[The task]: Provide an exact reproduction of every entry.
[Begin Data listing]
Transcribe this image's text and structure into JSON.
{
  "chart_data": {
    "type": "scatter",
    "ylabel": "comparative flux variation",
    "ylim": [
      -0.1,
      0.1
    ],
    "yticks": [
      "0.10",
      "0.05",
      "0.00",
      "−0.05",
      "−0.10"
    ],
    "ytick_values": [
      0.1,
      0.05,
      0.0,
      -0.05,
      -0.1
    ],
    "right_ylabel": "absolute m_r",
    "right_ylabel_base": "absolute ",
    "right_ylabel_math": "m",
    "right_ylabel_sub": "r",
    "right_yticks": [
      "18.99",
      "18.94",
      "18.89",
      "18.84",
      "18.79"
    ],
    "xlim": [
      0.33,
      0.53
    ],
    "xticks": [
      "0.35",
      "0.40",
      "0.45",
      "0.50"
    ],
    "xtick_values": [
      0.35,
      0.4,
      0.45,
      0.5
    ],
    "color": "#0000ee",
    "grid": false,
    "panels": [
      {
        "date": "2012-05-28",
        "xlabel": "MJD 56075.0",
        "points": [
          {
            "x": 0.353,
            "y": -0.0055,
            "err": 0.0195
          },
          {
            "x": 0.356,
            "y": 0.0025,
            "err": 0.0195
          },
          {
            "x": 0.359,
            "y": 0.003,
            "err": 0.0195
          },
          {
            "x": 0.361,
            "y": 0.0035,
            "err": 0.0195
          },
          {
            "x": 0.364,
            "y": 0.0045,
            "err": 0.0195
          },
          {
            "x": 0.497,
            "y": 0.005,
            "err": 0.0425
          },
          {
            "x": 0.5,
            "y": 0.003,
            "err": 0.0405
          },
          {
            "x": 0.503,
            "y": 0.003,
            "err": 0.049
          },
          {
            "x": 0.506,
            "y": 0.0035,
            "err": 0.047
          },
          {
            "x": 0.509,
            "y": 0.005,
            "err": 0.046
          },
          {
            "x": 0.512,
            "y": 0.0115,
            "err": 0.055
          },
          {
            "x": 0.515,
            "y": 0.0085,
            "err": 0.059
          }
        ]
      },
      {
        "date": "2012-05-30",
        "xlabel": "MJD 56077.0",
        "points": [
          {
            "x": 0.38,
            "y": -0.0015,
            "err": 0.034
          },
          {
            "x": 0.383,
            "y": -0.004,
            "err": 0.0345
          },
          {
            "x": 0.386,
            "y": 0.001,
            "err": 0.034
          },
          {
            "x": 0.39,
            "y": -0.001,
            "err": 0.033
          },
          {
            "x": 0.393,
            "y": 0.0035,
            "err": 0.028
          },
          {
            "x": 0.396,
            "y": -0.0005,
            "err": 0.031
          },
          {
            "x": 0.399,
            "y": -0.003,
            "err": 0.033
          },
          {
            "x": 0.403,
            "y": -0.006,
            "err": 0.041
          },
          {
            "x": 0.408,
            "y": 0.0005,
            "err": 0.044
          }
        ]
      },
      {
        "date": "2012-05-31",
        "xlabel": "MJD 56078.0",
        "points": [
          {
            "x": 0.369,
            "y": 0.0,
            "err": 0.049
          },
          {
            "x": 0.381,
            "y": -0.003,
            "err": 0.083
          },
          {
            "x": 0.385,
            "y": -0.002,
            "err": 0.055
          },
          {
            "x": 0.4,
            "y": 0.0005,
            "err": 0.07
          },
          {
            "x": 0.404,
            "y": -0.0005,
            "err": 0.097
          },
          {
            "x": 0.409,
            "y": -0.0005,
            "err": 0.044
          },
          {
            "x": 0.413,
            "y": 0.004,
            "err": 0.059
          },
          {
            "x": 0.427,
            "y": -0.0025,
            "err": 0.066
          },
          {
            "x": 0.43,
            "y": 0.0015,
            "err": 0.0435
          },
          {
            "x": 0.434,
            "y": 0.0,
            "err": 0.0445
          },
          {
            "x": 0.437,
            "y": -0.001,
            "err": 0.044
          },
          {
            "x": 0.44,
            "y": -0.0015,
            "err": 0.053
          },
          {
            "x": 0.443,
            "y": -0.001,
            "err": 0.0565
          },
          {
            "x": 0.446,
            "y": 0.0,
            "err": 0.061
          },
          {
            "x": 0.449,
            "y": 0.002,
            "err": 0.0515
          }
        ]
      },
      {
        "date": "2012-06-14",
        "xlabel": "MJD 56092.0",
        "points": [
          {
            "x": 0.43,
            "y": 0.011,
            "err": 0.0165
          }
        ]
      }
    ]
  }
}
[End Data listing]
[Solution to this exercise]:
Transcribe this image's text and structure into JSON.
{
  "chart_data": {
    "type": "scatter",
    "ylabel": "comparative flux variation",
    "ylim": [
      -0.1,
      0.1
    ],
    "yticks": [
      "0.10",
      "0.05",
      "0.00",
      "−0.05",
      "−0.10"
    ],
    "ytick_values": [
      0.1,
      0.05,
      0.0,
      -0.05,
      -0.1
    ],
    "right_ylabel": "absolute m_r",
    "right_ylabel_base": "absolute ",
    "right_ylabel_math": "m",
    "right_ylabel_sub": "r",
    "right_yticks": [
      "18.99",
      "18.94",
      "18.89",
      "18.84",
      "18.79"
    ],
    "xlim": [
      0.33,
      0.53
    ],
    "xticks": [
      "0.35",
      "0.40",
      "0.45",
      "0.50"
    ],
    "xtick_values": [
      0.35,
      0.4,
      0.45,
      0.5
    ],
    "color": "#0000ee",
    "grid": false,
    "panels": [
      {
        "date": "2012-05-28",
        "xlabel": "MJD 56075.0",
        "points": [
          {
            "x": 0.353,
            "y": -0.0055,
            "err": 0.0195
          },
          {
            "x": 0.356,
            "y": 0.0025,
            "err": 0.0195
          },
          {
            "x": 0.359,
            "y": 0.003,
            "err": 0.0195
          },
          {
            "x": 0.361,
            "y": 0.0035,
            "err": 0.0195
          },
          {
            "x": 0.364,
            "y": 0.0045,
            "err": 0.0195
          },
          {
            "x": 0.497,
            "y": 0.005,
            "err": 0.0425
          },
          {
            "x": 0.5,
            "y": 0.003,
            "err": 0.0405
          },
          {
            "x": 0.503,
            "y": 0.003,
            "err": 0.049
          },
          {
            "x": 0.506,
            "y": 0.0035,
            "err": 0.047
          },
          {
            "x": 0.509,
            "y": 0.005,
            "err": 0.046
          },
          {
            "x": 0.512,
            "y": 0.0115,
            "err": 0.055
          },
          {
            "x": 0.515,
            "y": 0.0085,
            "err": 0.059
          }
        ]
      },
      {
        "date": "2012-05-30",
        "xlabel": "MJD 56077.0",
        "points": [
          {
            "x": 0.38,
            "y": -0.0015,
            "err": 0.034
          },
          {
            "x": 0.383,
            "y": -0.004,
            "err": 0.0345
          },
          {
            "x": 0.386,
            "y": 0.001,
            "err": 0.034
          },
          {
            "x": 0.39,
            "y": -0.001,
            "err": 0.033
          },
          {
            "x": 0.393,
            "y": 0.0035,
            "err": 0.028
          },
          {
            "x": 0.396,
            "y": -0.0005,
            "err": 0.031
          },
          {
            "x": 0.399,
            "y": -0.003,
            "err": 0.033
          },
          {
            "x": 0.403,
            "y": -0.006,
            "err": 0.041
          },
          {
            "x": 0.408,
            "y": 0.0005,
            "err": 0.044
          }
        ]
      },
      {
        "date": "2012-05-31",
        "xlabel": "MJD 56078.0",
        "points": [
          {
            "x": 0.369,
            "y": 0.0,
            "err": 0.049
          },
          {
            "x": 0.381,
            "y": -0.003,
            "err": 0.083
          },
          {
            "x": 0.385,
            "y": -0.002,
            "err": 0.055
          },
          {
            "x": 0.4,
            "y": 0.0005,
            "err": 0.07
          },
          {
            "x": 0.404,
            "y": -0.0005,
            "err": 0.097
          },
          {
            "x": 0.409,
            "y": -0.0005,
            "err": 0.044
          },
          {
            "x": 0.413,
            "y": 0.004,
            "err": 0.059
          },
          {
            "x": 0.427,
            "y": -0.0025,
            "err": 0.066
          },
          {
            "x": 0.43,
            "y": 0.0015,
            "err": 0.0435
          },
          {
            "x": 0.434,
            "y": 0.0,
            "err": 0.0445
          },
          {
            "x": 0.437,
            "y": -0.001,
            "err": 0.044
          },
          {
            "x": 0.44,
            "y": -0.0015,
            "err": 0.053
          },
          {
            "x": 0.443,
            "y": -0.001,
            "err": 0.0565
          },
          {
            "x": 0.446,
            "y": 0.0,
            "err": 0.061
          },
          {
            "x": 0.449,
            "y": 0.002,
            "err": 0.0515
          }
        ]
      },
      {
        "date": "2012-06-14",
        "xlabel": "MJD 56092.0",
        "points": [
          {
            "x": 0.43,
            "y": 0.011,
            "err": 0.0165
          }
        ]
      }
    ]
  }
}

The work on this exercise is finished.